- _Stated task_
Copy out the listing in full, exactly as written, but not its pictures.

- _Dataset items_
*****

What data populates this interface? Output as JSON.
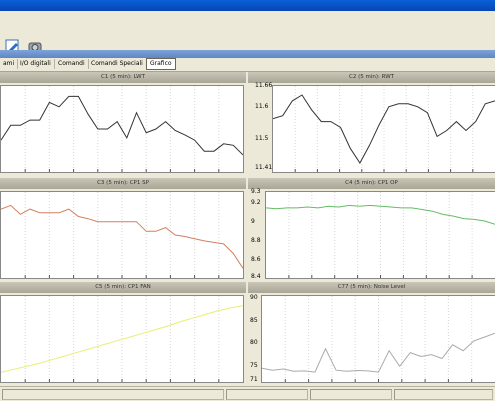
{
  "toolbar": {
    "icons": [
      "edit-icon",
      "tools-icon"
    ]
  },
  "tabs": [
    {
      "label": "ami"
    },
    {
      "label": "I/O digitali"
    },
    {
      "label": "Comandi"
    },
    {
      "label": "Comandi Speciali"
    },
    {
      "label": "Grafico",
      "active": true
    }
  ],
  "panels": [
    {
      "title": "C1 (5 min): LWT",
      "ticks": []
    },
    {
      "title": "C2 (5 min): RWT",
      "ticks": [
        "11.66",
        "11.6",
        "11.5",
        "11.41"
      ]
    },
    {
      "title": "C3 (5 min): CP1 SP",
      "ticks": []
    },
    {
      "title": "C4 (5 min): CP1 OP",
      "ticks": [
        "9.3",
        "9.2",
        "9",
        "8.8",
        "8.6",
        "8.4"
      ]
    },
    {
      "title": "C5 (5 min): CP1 FAN",
      "ticks": []
    },
    {
      "title": "C77 (5 min): Noise Level",
      "ticks": [
        "90",
        "85",
        "80",
        "75",
        "71"
      ]
    }
  ],
  "chart_data": [
    {
      "type": "line",
      "title": "C1 (5 min): LWT",
      "color": "#333333",
      "y": [
        0.35,
        0.55,
        0.55,
        0.62,
        0.62,
        0.86,
        0.8,
        0.94,
        0.94,
        0.7,
        0.5,
        0.5,
        0.6,
        0.38,
        0.72,
        0.45,
        0.5,
        0.6,
        0.48,
        0.42,
        0.35,
        0.2,
        0.2,
        0.3,
        0.28,
        0.15
      ],
      "ylim": [
        0,
        1
      ]
    },
    {
      "type": "line",
      "title": "C2 (5 min): RWT",
      "color": "#333333",
      "y": [
        11.57,
        11.58,
        11.63,
        11.65,
        11.6,
        11.56,
        11.56,
        11.54,
        11.47,
        11.42,
        11.48,
        11.55,
        11.61,
        11.62,
        11.62,
        11.61,
        11.59,
        11.51,
        11.53,
        11.56,
        11.53,
        11.56,
        11.62,
        11.63
      ],
      "ylim": [
        11.41,
        11.66
      ]
    },
    {
      "type": "line",
      "title": "C3 (5 min): CP1 SP",
      "color": "#d08060",
      "y": [
        0.85,
        0.9,
        0.78,
        0.85,
        0.8,
        0.8,
        0.8,
        0.85,
        0.75,
        0.72,
        0.68,
        0.68,
        0.68,
        0.68,
        0.68,
        0.55,
        0.55,
        0.6,
        0.5,
        0.48,
        0.45,
        0.42,
        0.4,
        0.38,
        0.25,
        0.05
      ],
      "ylim": [
        0,
        1
      ]
    },
    {
      "type": "line",
      "title": "C4 (5 min): CP1 OP",
      "color": "#66bb66",
      "y": [
        9.18,
        9.17,
        9.18,
        9.18,
        9.19,
        9.18,
        9.2,
        9.19,
        9.21,
        9.2,
        9.21,
        9.2,
        9.19,
        9.18,
        9.18,
        9.16,
        9.14,
        9.1,
        9.08,
        9.05,
        9.04,
        9.02,
        8.98
      ],
      "ylim": [
        8.4,
        9.3
      ]
    },
    {
      "type": "line",
      "title": "C5 (5 min): CP1 FAN",
      "color": "#e8ef70",
      "y": [
        0.05,
        0.09,
        0.13,
        0.17,
        0.22,
        0.27,
        0.32,
        0.37,
        0.42,
        0.47,
        0.52,
        0.57,
        0.62,
        0.67,
        0.73,
        0.78,
        0.83,
        0.88,
        0.92,
        0.95
      ],
      "ylim": [
        0,
        1
      ]
    },
    {
      "type": "line",
      "title": "C77 (5 min): Noise Level",
      "color": "#aaaaaa",
      "y": [
        73,
        72.5,
        72.8,
        72.2,
        72.3,
        72.0,
        78.0,
        72.5,
        72.2,
        72.4,
        72.3,
        72.0,
        77.5,
        73.5,
        77.0,
        76.0,
        76.5,
        75.5,
        79,
        77.5,
        80,
        81,
        82
      ],
      "ylim": [
        71,
        90
      ]
    }
  ]
}
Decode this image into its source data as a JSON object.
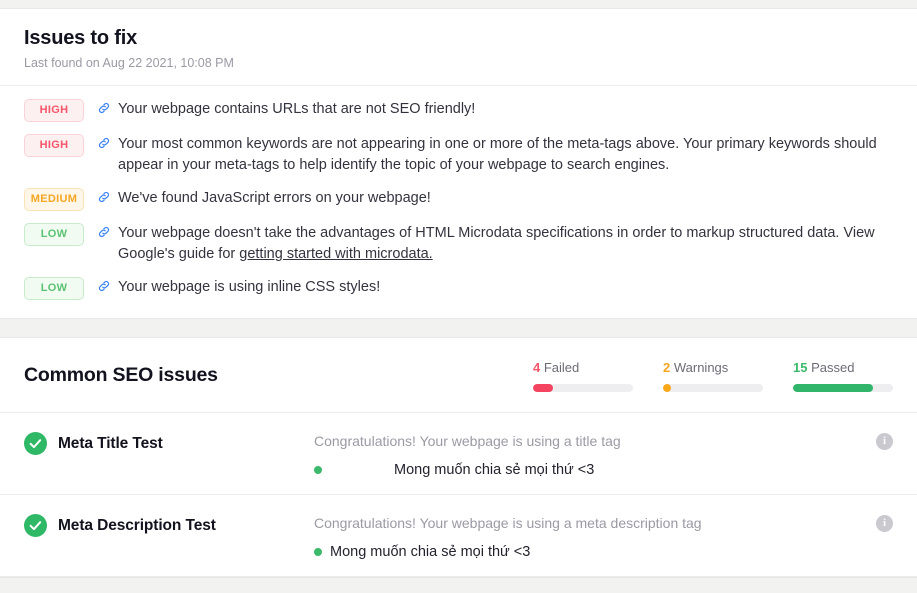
{
  "issues_card": {
    "title": "Issues to fix",
    "subtitle": "Last found on Aug 22 2021, 10:08 PM",
    "issues": [
      {
        "severity": "HIGH",
        "severity_class": "badge-high",
        "icon": "link-icon",
        "text": "Your webpage contains URLs that are not SEO friendly!"
      },
      {
        "severity": "HIGH",
        "severity_class": "badge-high",
        "icon": "link-icon",
        "text": "Your most common keywords are not appearing in one or more of the meta-tags above. Your primary keywords should appear in your meta-tags to help identify the topic of your webpage to search engines."
      },
      {
        "severity": "MEDIUM",
        "severity_class": "badge-medium",
        "icon": "link-icon",
        "text": "We've found JavaScript errors on your webpage!"
      },
      {
        "severity": "LOW",
        "severity_class": "badge-low",
        "icon": "link-icon",
        "text_before": "Your webpage doesn't take the advantages of HTML Microdata specifications in order to markup structured data. View Google's guide for ",
        "link_text": "getting started with microdata.",
        "text": "Your webpage doesn't take the advantages of HTML Microdata specifications in order to markup structured data. View Google's guide for getting started with microdata."
      },
      {
        "severity": "LOW",
        "severity_class": "badge-low",
        "icon": "link-icon",
        "text": "Your webpage is using inline CSS styles!"
      }
    ]
  },
  "seo_card": {
    "title": "Common SEO issues",
    "stats": [
      {
        "count": "4",
        "label": "Failed",
        "type": "failed",
        "fill_percent": "20%",
        "color": "#f4445f"
      },
      {
        "count": "2",
        "label": "Warnings",
        "type": "warning",
        "fill_percent": "8%",
        "color": "#f9a81a"
      },
      {
        "count": "15",
        "label": "Passed",
        "type": "passed",
        "fill_percent": "80%",
        "color": "#30b56a"
      }
    ],
    "tests": [
      {
        "status_icon": "check-circle-icon",
        "name": "Meta Title Test",
        "message": "Congratulations! Your webpage is using a title tag",
        "value": "Mong muốn chia sẻ mọi thứ <3",
        "info_icon": "info-icon"
      },
      {
        "status_icon": "check-circle-icon",
        "name": "Meta Description Test",
        "message": "Congratulations! Your webpage is using a meta description tag",
        "value": "Mong muốn chia sẻ mọi thứ <3",
        "info_icon": "info-icon"
      }
    ]
  }
}
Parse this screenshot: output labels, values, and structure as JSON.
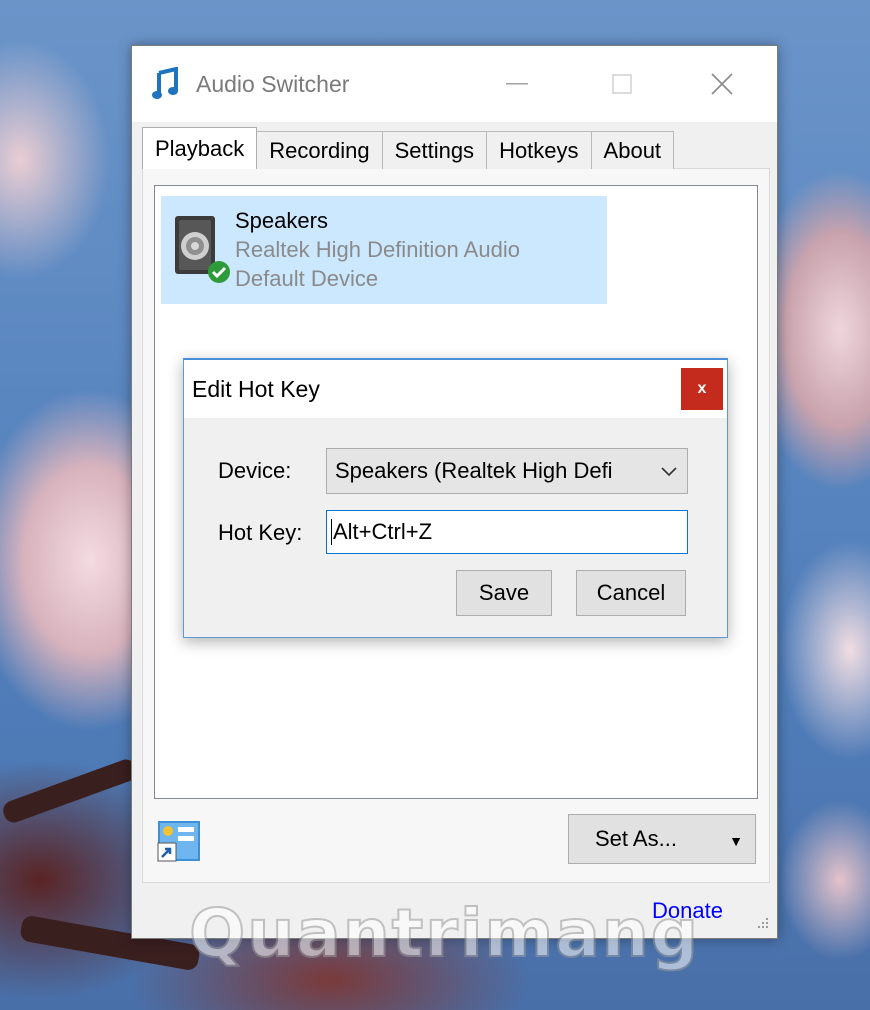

*****

- _Written response_
What data populates this interface? Output as JSON.
{
  "toolbar": {
    "icons": [
      "edit-icon",
      "tools-icon"
    ]
  },
  "tabs": [
    {
      "label": "ami"
    },
    {
      "label": "I/O digitali"
    },
    {
      "label": "Comandi"
    },
    {
      "label": "Comandi Speciali"
    },
    {
      "label": "Grafico",
      "active": true
    }
  ],
  "panels": [
    {
      "title": "C1 (5 min): LWT",
      "ticks": []
    },
    {
      "title": "C2 (5 min): RWT",
      "ticks": [
        "11.66",
        "11.6",
        "11.5",
        "11.41"
      ]
    },
    {
      "title": "C3 (5 min): CP1 SP",
      "ticks": []
    },
    {
      "title": "C4 (5 min): CP1 OP",
      "ticks": [
        "9.3",
        "9.2",
        "9",
        "8.8",
        "8.6",
        "8.4"
      ]
    },
    {
      "title": "C5 (5 min): CP1 FAN",
      "ticks": []
    },
    {
      "title": "C77 (5 min): Noise Level",
      "ticks": [
        "90",
        "85",
        "80",
        "75",
        "71"
      ]
    }
  ],
  "chart_data": [
    {
      "type": "line",
      "title": "C1 (5 min): LWT",
      "color": "#333333",
      "y": [
        0.35,
        0.55,
        0.55,
        0.62,
        0.62,
        0.86,
        0.8,
        0.94,
        0.94,
        0.7,
        0.5,
        0.5,
        0.6,
        0.38,
        0.72,
        0.45,
        0.5,
        0.6,
        0.48,
        0.42,
        0.35,
        0.2,
        0.2,
        0.3,
        0.28,
        0.15
      ],
      "ylim": [
        0,
        1
      ]
    },
    {
      "type": "line",
      "title": "C2 (5 min): RWT",
      "color": "#333333",
      "y": [
        11.57,
        11.58,
        11.63,
        11.65,
        11.6,
        11.56,
        11.56,
        11.54,
        11.47,
        11.42,
        11.48,
        11.55,
        11.61,
        11.62,
        11.62,
        11.61,
        11.59,
        11.51,
        11.53,
        11.56,
        11.53,
        11.56,
        11.62,
        11.63
      ],
      "ylim": [
        11.41,
        11.66
      ]
    },
    {
      "type": "line",
      "title": "C3 (5 min): CP1 SP",
      "color": "#d08060",
      "y": [
        0.85,
        0.9,
        0.78,
        0.85,
        0.8,
        0.8,
        0.8,
        0.85,
        0.75,
        0.72,
        0.68,
        0.68,
        0.68,
        0.68,
        0.68,
        0.55,
        0.55,
        0.6,
        0.5,
        0.48,
        0.45,
        0.42,
        0.4,
        0.38,
        0.25,
        0.05
      ],
      "ylim": [
        0,
        1
      ]
    },
    {
      "type": "line",
      "title": "C4 (5 min): CP1 OP",
      "color": "#66bb66",
      "y": [
        9.18,
        9.17,
        9.18,
        9.18,
        9.19,
        9.18,
        9.2,
        9.19,
        9.21,
        9.2,
        9.21,
        9.2,
        9.19,
        9.18,
        9.18,
        9.16,
        9.14,
        9.1,
        9.08,
        9.05,
        9.04,
        9.02,
        8.98
      ],
      "ylim": [
        8.4,
        9.3
      ]
    },
    {
      "type": "line",
      "title": "C5 (5 min): CP1 FAN",
      "color": "#e8ef70",
      "y": [
        0.05,
        0.09,
        0.13,
        0.17,
        0.22,
        0.27,
        0.32,
        0.37,
        0.42,
        0.47,
        0.52,
        0.57,
        0.62,
        0.67,
        0.73,
        0.78,
        0.83,
        0.88,
        0.92,
        0.95
      ],
      "ylim": [
        0,
        1
      ]
    },
    {
      "type": "line",
      "title": "C77 (5 min): Noise Level",
      "color": "#aaaaaa",
      "y": [
        73,
        72.5,
        72.8,
        72.2,
        72.3,
        72.0,
        78.0,
        72.5,
        72.2,
        72.4,
        72.3,
        72.0,
        77.5,
        73.5,
        77.0,
        76.0,
        76.5,
        75.5,
        79,
        77.5,
        80,
        81,
        82
      ],
      "ylim": [
        71,
        90
      ]
    }
  ]
}
Decode this image into its source data as a JSON object.
{
  "issues_card": {
    "title": "Issues to fix",
    "subtitle": "Last found on Aug 22 2021, 10:08 PM",
    "issues": [
      {
        "severity": "HIGH",
        "severity_class": "badge-high",
        "icon": "link-icon",
        "text": "Your webpage contains URLs that are not SEO friendly!"
      },
      {
        "severity": "HIGH",
        "severity_class": "badge-high",
        "icon": "link-icon",
        "text": "Your most common keywords are not appearing in one or more of the meta-tags above. Your primary keywords should appear in your meta-tags to help identify the topic of your webpage to search engines."
      },
      {
        "severity": "MEDIUM",
        "severity_class": "badge-medium",
        "icon": "link-icon",
        "text": "We've found JavaScript errors on your webpage!"
      },
      {
        "severity": "LOW",
        "severity_class": "badge-low",
        "icon": "link-icon",
        "text_before": "Your webpage doesn't take the advantages of HTML Microdata specifications in order to markup structured data. View Google's guide for ",
        "link_text": "getting started with microdata.",
        "text": "Your webpage doesn't take the advantages of HTML Microdata specifications in order to markup structured data. View Google's guide for getting started with microdata."
      },
      {
        "severity": "LOW",
        "severity_class": "badge-low",
        "icon": "link-icon",
        "text": "Your webpage is using inline CSS styles!"
      }
    ]
  },
  "seo_card": {
    "title": "Common SEO issues",
    "stats": [
      {
        "count": "4",
        "label": "Failed",
        "type": "failed",
        "fill_percent": "20%",
        "color": "#f4445f"
      },
      {
        "count": "2",
        "label": "Warnings",
        "type": "warning",
        "fill_percent": "8%",
        "color": "#f9a81a"
      },
      {
        "count": "15",
        "label": "Passed",
        "type": "passed",
        "fill_percent": "80%",
        "color": "#30b56a"
      }
    ],
    "tests": [
      {
        "status_icon": "check-circle-icon",
        "name": "Meta Title Test",
        "message": "Congratulations! Your webpage is using a title tag",
        "value": "Mong muốn chia sẻ mọi thứ <3",
        "info_icon": "info-icon"
      },
      {
        "status_icon": "check-circle-icon",
        "name": "Meta Description Test",
        "message": "Congratulations! Your webpage is using a meta description tag",
        "value": "Mong muốn chia sẻ mọi thứ <3",
        "info_icon": "info-icon"
      }
    ]
  }
}
Parse this screenshot: output labels, values, and structure as JSON.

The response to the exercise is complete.